→ **WHAT THE TASK ASKS**: Spot every line with the word "total" and return it.

→ **DATA FOR PROCESSING**:
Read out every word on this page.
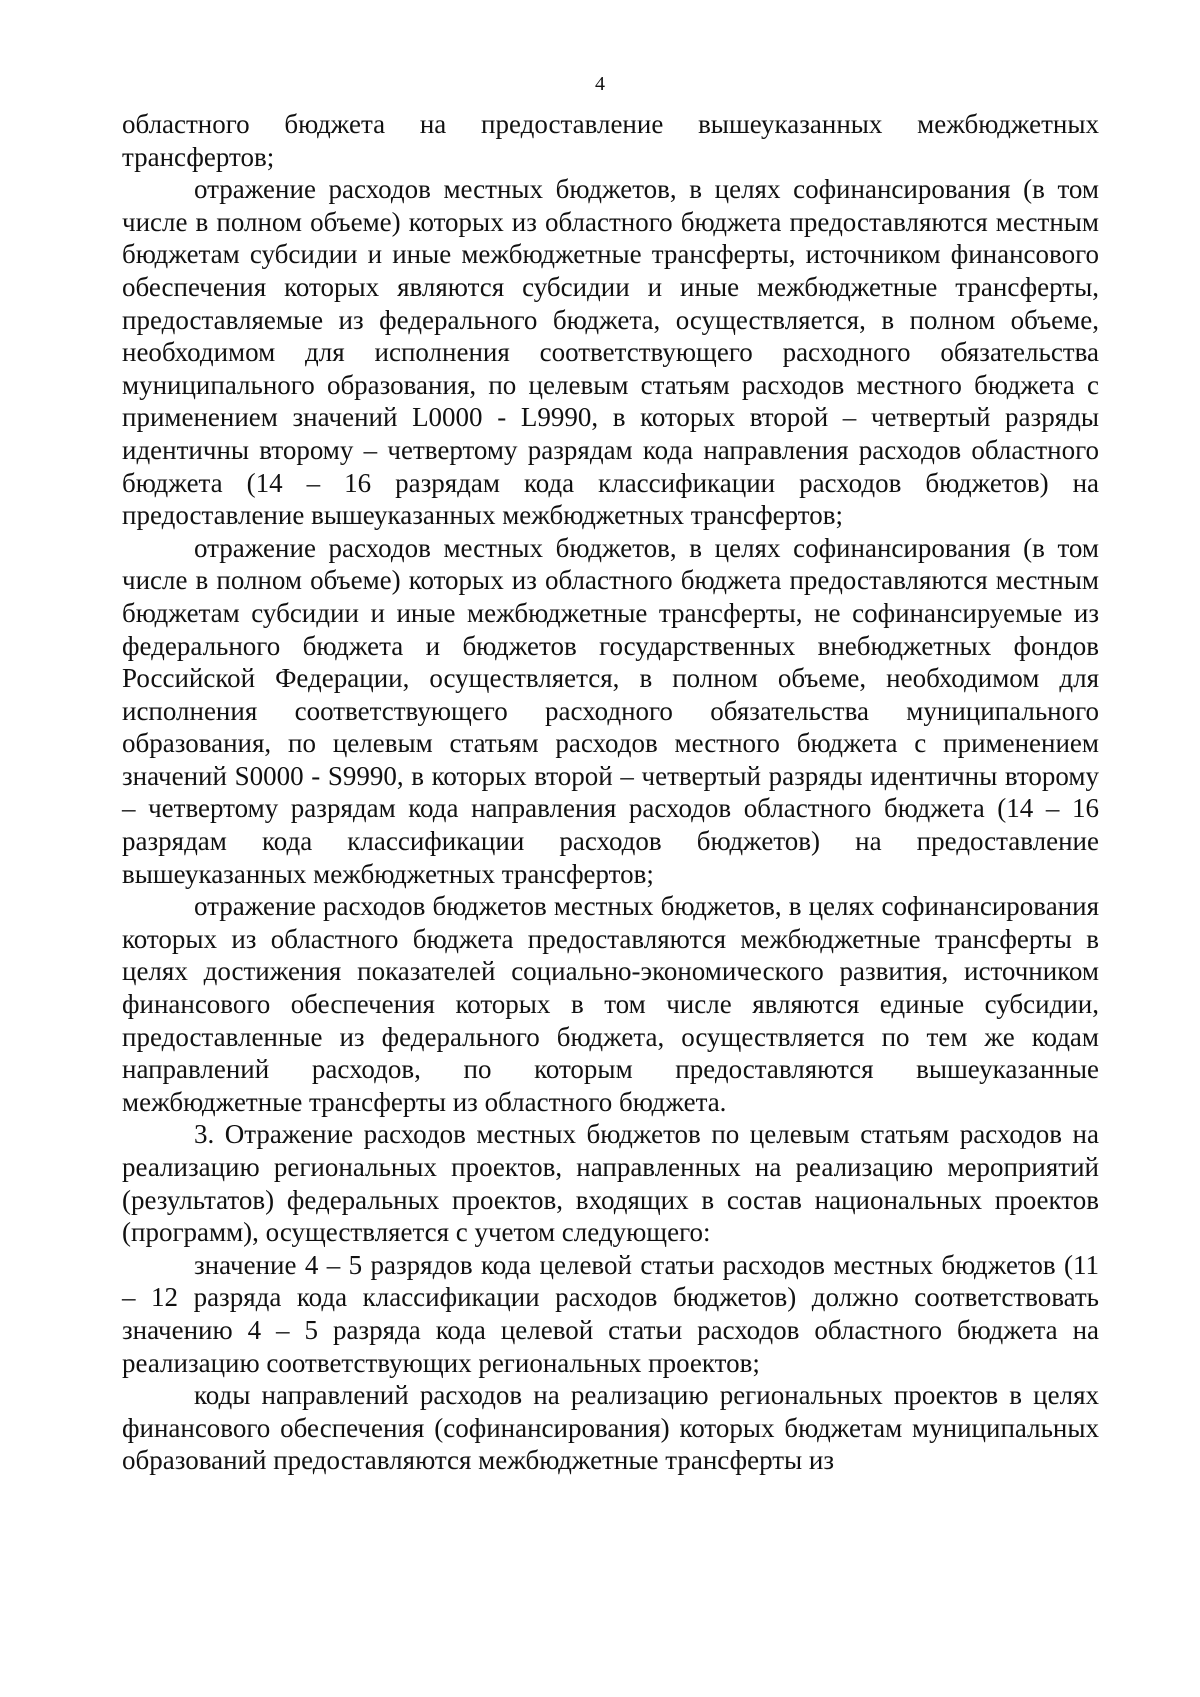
4

областного бюджета на предоставление вышеуказанных межбюджетных трансфертов;

отражение расходов местных бюджетов, в целях софинансирования (в том числе в полном объеме) которых из областного бюджета предоставляются местным бюджетам субсидии и иные межбюджетные трансферты, источником финансового обеспечения которых являются субсидии и иные межбюджетные трансферты, предоставляемые из федерального бюджета, осуществляется, в полном объеме, необходимом для исполнения соответствующего расходного обязательства муниципального образования, по целевым статьям расходов местного бюджета с применением значений L0000 - L9990, в которых второй – четвертый разряды идентичны второму – четвертому разрядам кода направления расходов областного бюджета (14 – 16 разрядам кода классификации расходов бюджетов) на предоставление вышеуказанных межбюджетных трансфертов;

отражение расходов местных бюджетов, в целях софинансирования (в том числе в полном объеме) которых из областного бюджета предоставляются местным бюджетам субсидии и иные межбюджетные трансферты, не софинансируемые из федерального бюджета и бюджетов государственных внебюджетных фондов Российской Федерации, осуществляется, в полном объеме, необходимом для исполнения соответствующего расходного обязательства муниципального образования, по целевым статьям расходов местного бюджета с применением значений S0000 - S9990, в которых второй – четвертый разряды идентичны второму – четвертому разрядам кода направления расходов областного бюджета (14 – 16 разрядам кода классификации расходов бюджетов) на предоставление вышеуказанных межбюджетных трансфертов;

отражение расходов бюджетов местных бюджетов, в целях софинансирования которых из областного бюджета предоставляются межбюджетные трансферты в целях достижения показателей социально-экономического развития, источником финансового обеспечения которых в том числе являются единые субсидии, предоставленные из федерального бюджета, осуществляется по тем же кодам направлений расходов, по которым предоставляются вышеуказанные межбюджетные трансферты из областного бюджета.

3. Отражение расходов местных бюджетов по целевым статьям расходов на реализацию региональных проектов, направленных на реализацию мероприятий (результатов) федеральных проектов, входящих в состав национальных проектов (программ), осуществляется с учетом следующего:

значение 4 – 5 разрядов кода целевой статьи расходов местных бюджетов (11 – 12 разряда кода классификации расходов бюджетов) должно соответствовать значению 4 – 5 разряда кода целевой статьи расходов областного бюджета на реализацию соответствующих региональных проектов;

коды направлений расходов на реализацию региональных проектов в целях финансового обеспечения (софинансирования) которых бюджетам муниципальных образований предоставляются межбюджетные трансферты из
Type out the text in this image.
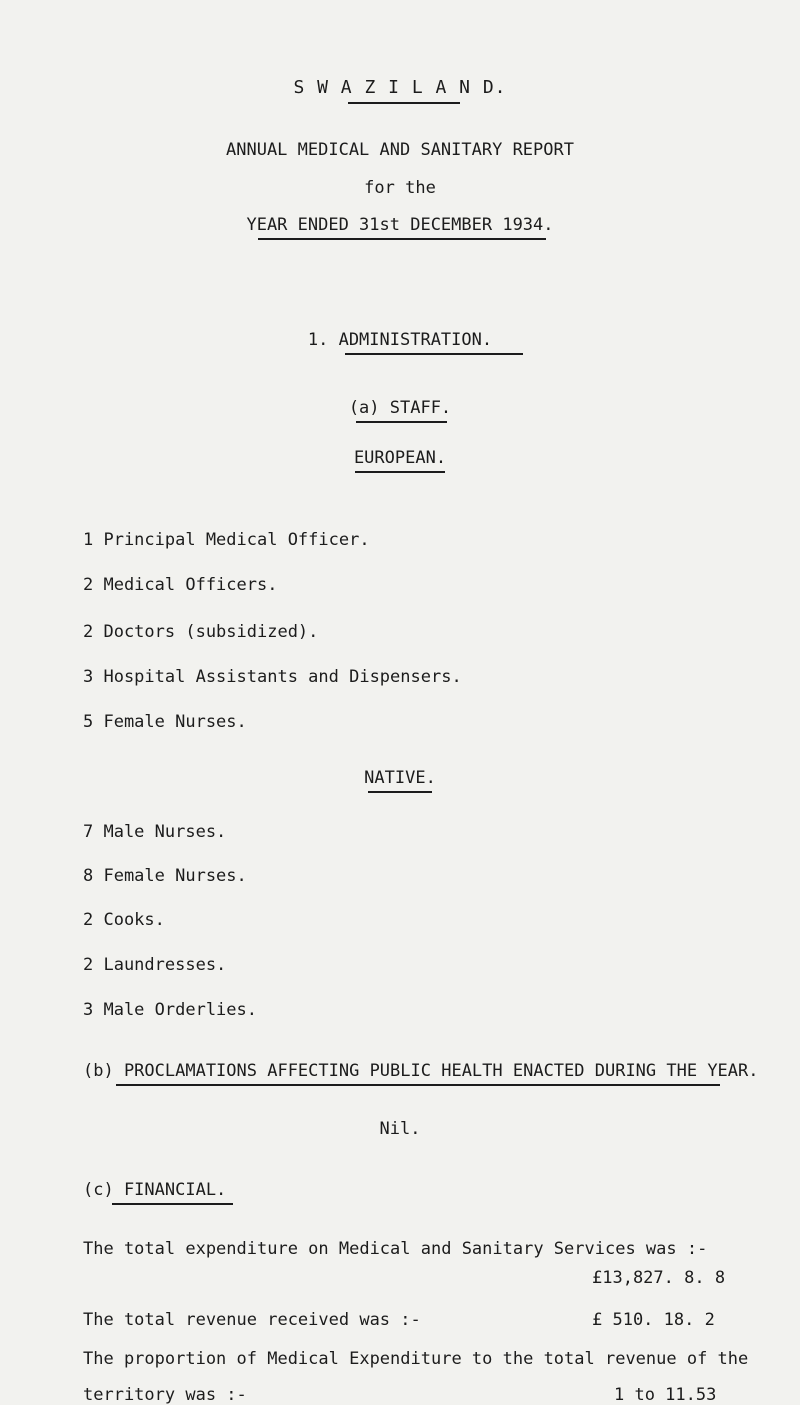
S W A Z I L A N D.
ANNUAL MEDICAL AND SANITARY REPORT
for the
YEAR ENDED 31st DECEMBER 1934.
1. ADMINISTRATION.
(a) STAFF.
EUROPEAN.
1 Principal Medical Officer.
2 Medical Officers.
2 Doctors (subsidized).
3 Hospital Assistants and Dispensers.
5 Female Nurses.
NATIVE.
7 Male Nurses.
8 Female Nurses.
2 Cooks.
2 Laundresses.
3 Male Orderlies.
(b) PROCLAMATIONS AFFECTING PUBLIC HEALTH ENACTED DURING THE YEAR.
Nil.
(c) FINANCIAL.
The total expenditure on Medical and Sanitary Services was :-
£13,827. 8. 8
The total revenue received was :-	£ 510. 18. 2
The proportion of Medical Expenditure to the total revenue of the
territory was :-	1 to 11.53
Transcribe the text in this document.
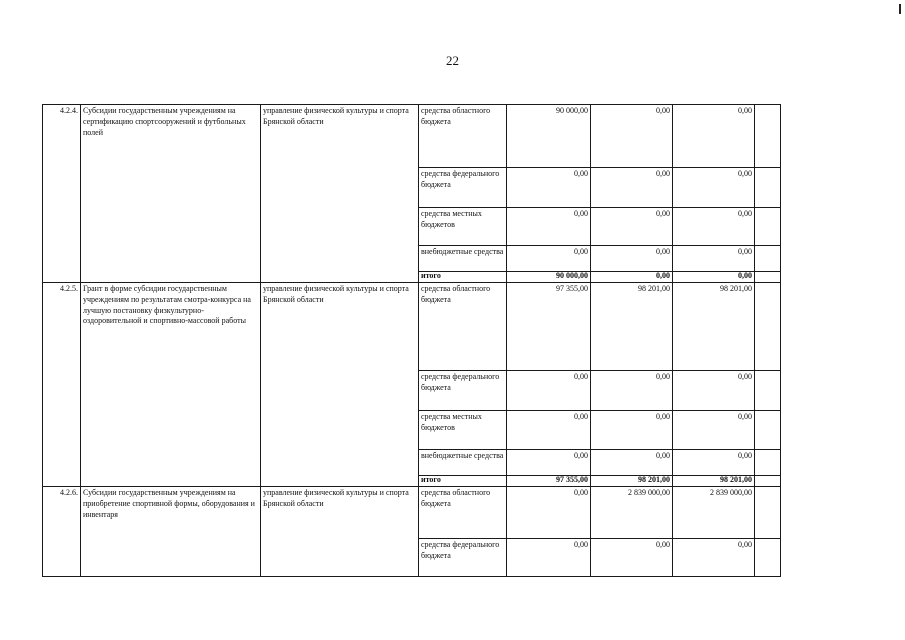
22
4.2.4.	Субсидии государственным учреждениям на сертификацию спортсооружений и футбольных полей	управление физической культуры и спорта Брянской области	средства областного бюджета	90 000,00	0,00	0,00	
			средства федерального бюджета	0,00	0,00	0,00	
			средства местных бюджетов	0,00	0,00	0,00	
			внебюджетные средства	0,00	0,00	0,00	
			итого	90 000,00	0,00	0,00	
4.2.5.	Грант в форме субсидии государственным учреждениям по результатам смотра-конкурса на лучшую постановку физкультурно-оздоровительной и спортивно-массовой работы	управление физической культуры и спорта Брянской области	средства областного бюджета	97 355,00	98 201,00	98 201,00	
			средства федерального бюджета	0,00	0,00	0,00	
			средства местных бюджетов	0,00	0,00	0,00	
			внебюджетные средства	0,00	0,00	0,00	
			итого	97 355,00	98 201,00	98 201,00	
4.2.6.	Субсидии государственным учреждениям на приобретение спортивной формы, оборудования и инвентаря	управление физической культуры и спорта Брянской области	средства областного бюджета	0,00	2 839 000,00	2 839 000,00	
			средства федерального бюджета	0,00	0,00	0,00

→ **EXPECTED ANSWER**:
The total expenditure on Medical and Sanitary Services was :-
The total revenue received was :-	£ 510. 18. 2
The proportion of Medical Expenditure to the total revenue of the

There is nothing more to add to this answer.